- Goal of the exercise -
Your task is to retype each line of the data below exactly.

- Items -
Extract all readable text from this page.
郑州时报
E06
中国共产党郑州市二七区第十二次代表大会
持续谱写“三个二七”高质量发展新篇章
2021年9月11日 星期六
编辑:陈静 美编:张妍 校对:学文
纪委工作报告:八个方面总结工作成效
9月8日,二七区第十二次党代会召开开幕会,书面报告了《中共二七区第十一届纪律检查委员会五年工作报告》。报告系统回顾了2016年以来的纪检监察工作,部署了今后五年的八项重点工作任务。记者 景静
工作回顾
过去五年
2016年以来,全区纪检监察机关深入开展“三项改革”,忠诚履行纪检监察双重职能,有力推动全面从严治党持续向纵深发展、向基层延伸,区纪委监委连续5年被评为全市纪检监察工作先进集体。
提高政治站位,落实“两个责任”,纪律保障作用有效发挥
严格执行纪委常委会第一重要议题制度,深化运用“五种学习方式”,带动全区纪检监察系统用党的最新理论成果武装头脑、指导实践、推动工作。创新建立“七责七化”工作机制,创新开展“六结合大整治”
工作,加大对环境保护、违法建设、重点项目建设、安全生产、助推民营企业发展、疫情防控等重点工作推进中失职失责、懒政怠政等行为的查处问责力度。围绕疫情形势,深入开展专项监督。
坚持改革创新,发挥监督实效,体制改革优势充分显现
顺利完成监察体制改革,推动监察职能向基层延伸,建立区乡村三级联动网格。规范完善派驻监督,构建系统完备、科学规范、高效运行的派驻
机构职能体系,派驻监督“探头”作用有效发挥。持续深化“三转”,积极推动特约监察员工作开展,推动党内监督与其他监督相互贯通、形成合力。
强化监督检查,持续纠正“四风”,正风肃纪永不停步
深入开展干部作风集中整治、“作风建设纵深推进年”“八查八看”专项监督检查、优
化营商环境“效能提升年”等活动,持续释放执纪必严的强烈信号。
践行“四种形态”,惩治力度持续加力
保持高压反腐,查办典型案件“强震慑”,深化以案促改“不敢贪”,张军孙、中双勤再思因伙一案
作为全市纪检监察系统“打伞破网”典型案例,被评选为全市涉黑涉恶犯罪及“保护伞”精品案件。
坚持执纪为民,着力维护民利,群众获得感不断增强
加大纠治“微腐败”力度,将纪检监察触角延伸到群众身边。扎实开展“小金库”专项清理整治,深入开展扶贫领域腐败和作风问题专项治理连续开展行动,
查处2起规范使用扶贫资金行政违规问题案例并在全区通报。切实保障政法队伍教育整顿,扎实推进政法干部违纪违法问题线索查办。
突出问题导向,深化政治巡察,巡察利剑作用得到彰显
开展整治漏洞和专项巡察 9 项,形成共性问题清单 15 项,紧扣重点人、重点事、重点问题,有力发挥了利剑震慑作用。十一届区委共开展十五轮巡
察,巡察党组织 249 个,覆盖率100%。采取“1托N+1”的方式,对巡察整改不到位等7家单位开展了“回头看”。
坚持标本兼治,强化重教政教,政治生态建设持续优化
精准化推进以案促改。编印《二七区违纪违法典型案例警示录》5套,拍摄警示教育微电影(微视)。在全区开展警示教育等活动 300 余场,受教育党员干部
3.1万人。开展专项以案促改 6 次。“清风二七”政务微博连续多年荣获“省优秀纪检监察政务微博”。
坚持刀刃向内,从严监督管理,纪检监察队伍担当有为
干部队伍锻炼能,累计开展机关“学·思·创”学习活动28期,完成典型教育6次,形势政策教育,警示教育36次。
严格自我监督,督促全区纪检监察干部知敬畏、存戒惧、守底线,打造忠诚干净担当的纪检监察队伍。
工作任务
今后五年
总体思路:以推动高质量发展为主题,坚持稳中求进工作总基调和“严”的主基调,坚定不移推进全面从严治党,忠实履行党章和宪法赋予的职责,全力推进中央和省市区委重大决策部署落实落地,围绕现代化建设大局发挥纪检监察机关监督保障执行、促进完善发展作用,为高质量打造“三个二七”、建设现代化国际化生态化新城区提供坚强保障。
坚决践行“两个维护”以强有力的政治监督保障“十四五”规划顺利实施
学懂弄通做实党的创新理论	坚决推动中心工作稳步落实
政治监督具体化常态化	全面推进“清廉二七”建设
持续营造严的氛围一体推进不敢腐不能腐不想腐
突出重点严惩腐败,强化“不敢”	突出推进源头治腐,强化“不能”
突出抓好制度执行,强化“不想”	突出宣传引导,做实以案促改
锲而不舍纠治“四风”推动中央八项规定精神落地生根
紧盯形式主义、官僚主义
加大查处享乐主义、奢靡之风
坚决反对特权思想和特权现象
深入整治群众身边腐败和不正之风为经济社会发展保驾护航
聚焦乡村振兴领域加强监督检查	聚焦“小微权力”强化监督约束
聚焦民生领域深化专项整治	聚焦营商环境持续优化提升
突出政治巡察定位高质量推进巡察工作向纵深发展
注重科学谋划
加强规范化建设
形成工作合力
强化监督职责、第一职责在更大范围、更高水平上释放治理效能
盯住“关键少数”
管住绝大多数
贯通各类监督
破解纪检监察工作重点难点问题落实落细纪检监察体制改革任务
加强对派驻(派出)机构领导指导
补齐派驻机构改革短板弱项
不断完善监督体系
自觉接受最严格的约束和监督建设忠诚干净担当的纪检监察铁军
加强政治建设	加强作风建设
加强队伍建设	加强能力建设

- Output below -
Extract all readable text from this page.
郑州时报
E06
中国共产党郑州市二七区第十二次代表大会
持续谱写“三个二七”高质量发展新篇章
2021年9月11日 星期六
编辑:陈静 美编:张妍 校对:学文
纪委工作报告:八个方面总结工作成效
9月8日,二七区第十二次党代会召开开幕会,书面报告了《中共二七区第十一届纪律检查委员会五年工作报告》。报告系统回顾了2016年以来的纪检监察工作,部署了今后五年的八项重点工作任务。记者 景静
工作回顾
过去五年
2016年以来,全区纪检监察机关深入开展“三项改革”,忠诚履行纪检监察双重职能,有力推动全面从严治党持续向纵深发展、向基层延伸,区纪委监委连续5年被评为全市纪检监察工作先进集体。
提高政治站位,落实“两个责任”,纪律保障作用有效发挥
严格执行纪委常委会第一重要议题制度,深化运用“五种学习方式”,带动全区纪检监察系统用党的最新理论成果武装头脑、指导实践、推动工作。创新建立“七责七化”工作机制,创新开展“六结合大整治”
工作,加大对环境保护、违法建设、重点项目建设、安全生产、助推民营企业发展、疫情防控等重点工作推进中失职失责、懒政怠政等行为的查处问责力度。围绕疫情形势,深入开展专项监督。
坚持改革创新,发挥监督实效,体制改革优势充分显现
顺利完成监察体制改革,推动监察职能向基层延伸,建立区乡村三级联动网格。规范完善派驻监督,构建系统完备、科学规范、高效运行的派驻
机构职能体系,派驻监督“探头”作用有效发挥。持续深化“三转”,积极推动特约监察员工作开展,推动党内监督与其他监督相互贯通、形成合力。
强化监督检查,持续纠正“四风”,正风肃纪永不停步
深入开展干部作风集中整治、“作风建设纵深推进年”“八查八看”专项监督检查、优
化营商环境“效能提升年”等活动,持续释放执纪必严的强烈信号。
践行“四种形态”,惩治力度持续加力
保持高压反腐,查办典型案件“强震慑”,深化以案促改“不敢贪”,张军孙、中双勤再思因伙一案
作为全市纪检监察系统“打伞破网”典型案例,被评选为全市涉黑涉恶犯罪及“保护伞”精品案件。
坚持执纪为民,着力维护民利,群众获得感不断增强
加大纠治“微腐败”力度,将纪检监察触角延伸到群众身边。扎实开展“小金库”专项清理整治,深入开展扶贫领域腐败和作风问题专项治理连续开展行动,
查处2起规范使用扶贫资金行政违规问题案例并在全区通报。切实保障政法队伍教育整顿,扎实推进政法干部违纪违法问题线索查办。
突出问题导向,深化政治巡察,巡察利剑作用得到彰显
开展整治漏洞和专项巡察 9 项,形成共性问题清单 15 项,紧扣重点人、重点事、重点问题,有力发挥了利剑震慑作用。十一届区委共开展十五轮巡
察,巡察党组织 249 个,覆盖率100%。采取“1托N+1”的方式,对巡察整改不到位等7家单位开展了“回头看”。
坚持标本兼治,强化重教政教,政治生态建设持续优化
精准化推进以案促改。编印《二七区违纪违法典型案例警示录》5套,拍摄警示教育微电影(微视)。在全区开展警示教育等活动 300 余场,受教育党员干部
3.1万人。开展专项以案促改 6 次。“清风二七”政务微博连续多年荣获“省优秀纪检监察政务微博”。
坚持刀刃向内,从严监督管理,纪检监察队伍担当有为
干部队伍锻炼能,累计开展机关“学·思·创”学习活动28期,完成典型教育6次,形势政策教育,警示教育36次。
严格自我监督,督促全区纪检监察干部知敬畏、存戒惧、守底线,打造忠诚干净担当的纪检监察队伍。
工作任务
今后五年
总体思路:以推动高质量发展为主题,坚持稳中求进工作总基调和“严”的主基调,坚定不移推进全面从严治党,忠实履行党章和宪法赋予的职责,全力推进中央和省市区委重大决策部署落实落地,围绕现代化建设大局发挥纪检监察机关监督保障执行、促进完善发展作用,为高质量打造“三个二七”、建设现代化国际化生态化新城区提供坚强保障。
坚决践行“两个维护”以强有力的政治监督保障“十四五”规划顺利实施
学懂弄通做实党的创新理论	坚决推动中心工作稳步落实
政治监督具体化常态化	全面推进“清廉二七”建设
持续营造严的氛围一体推进不敢腐不能腐不想腐
突出重点严惩腐败,强化“不敢”	突出推进源头治腐,强化“不能”
突出抓好制度执行,强化“不想”	突出宣传引导,做实以案促改
锲而不舍纠治“四风”推动中央八项规定精神落地生根
紧盯形式主义、官僚主义
加大查处享乐主义、奢靡之风
坚决反对特权思想和特权现象
深入整治群众身边腐败和不正之风为经济社会发展保驾护航
聚焦乡村振兴领域加强监督检查	聚焦“小微权力”强化监督约束
聚焦民生领域深化专项整治	聚焦营商环境持续优化提升
突出政治巡察定位高质量推进巡察工作向纵深发展
注重科学谋划
加强规范化建设
形成工作合力
强化监督职责、第一职责在更大范围、更高水平上释放治理效能
盯住“关键少数”
管住绝大多数
贯通各类监督
破解纪检监察工作重点难点问题落实落细纪检监察体制改革任务
加强对派驻(派出)机构领导指导
补齐派驻机构改革短板弱项
不断完善监督体系
自觉接受最严格的约束和监督建设忠诚干净担当的纪检监察铁军
加强政治建设	加强作风建设
加强队伍建设	加强能力建设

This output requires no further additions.